### TASK TO COMPLETE
Leave out the pictures and transcribe the rest of the records exactly.

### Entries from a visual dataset
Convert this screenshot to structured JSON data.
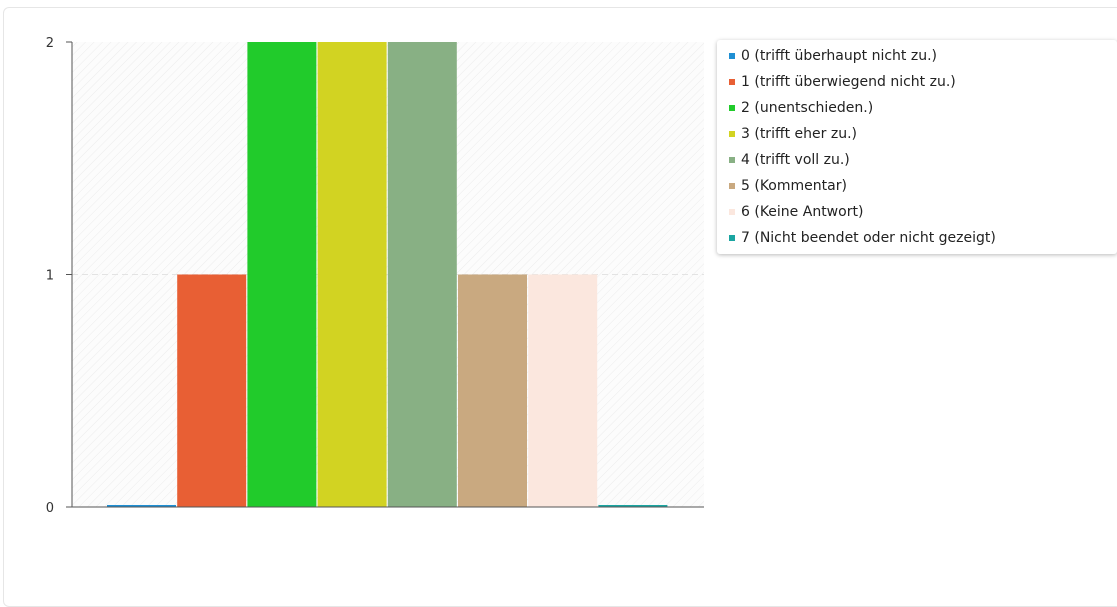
{
  "chart_data": {
    "type": "bar",
    "categories": [
      "0 (trifft überhaupt nicht zu.)",
      "1 (trifft überwiegend nicht zu.)",
      "2 (unentschieden.)",
      "3 (trifft eher zu.)",
      "4 (trifft voll zu.)",
      "5 (Kommentar)",
      "6 (Keine Antwort)",
      "7 (Nicht beendet oder nicht gezeigt)"
    ],
    "values": [
      0,
      1,
      2,
      2,
      2,
      1,
      1,
      0
    ],
    "colors": [
      "#1f8fd3",
      "#e85f34",
      "#21cb2b",
      "#d2d322",
      "#88b084",
      "#c9a980",
      "#fbe7de",
      "#1aa5a1"
    ],
    "yticks": [
      "0",
      "1",
      "2"
    ],
    "ylim": [
      0,
      2
    ],
    "grid": true,
    "legend_position": "top-right"
  }
}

### WRITTEN RESPONSE
Convert this screenshot to structured JSON data.
{
  "chart_data": {
    "type": "bar",
    "categories": [
      "0 (trifft überhaupt nicht zu.)",
      "1 (trifft überwiegend nicht zu.)",
      "2 (unentschieden.)",
      "3 (trifft eher zu.)",
      "4 (trifft voll zu.)",
      "5 (Kommentar)",
      "6 (Keine Antwort)",
      "7 (Nicht beendet oder nicht gezeigt)"
    ],
    "values": [
      0,
      1,
      2,
      2,
      2,
      1,
      1,
      0
    ],
    "colors": [
      "#1f8fd3",
      "#e85f34",
      "#21cb2b",
      "#d2d322",
      "#88b084",
      "#c9a980",
      "#fbe7de",
      "#1aa5a1"
    ],
    "yticks": [
      "0",
      "1",
      "2"
    ],
    "ylim": [
      0,
      2
    ],
    "grid": true,
    "legend_position": "top-right"
  }
}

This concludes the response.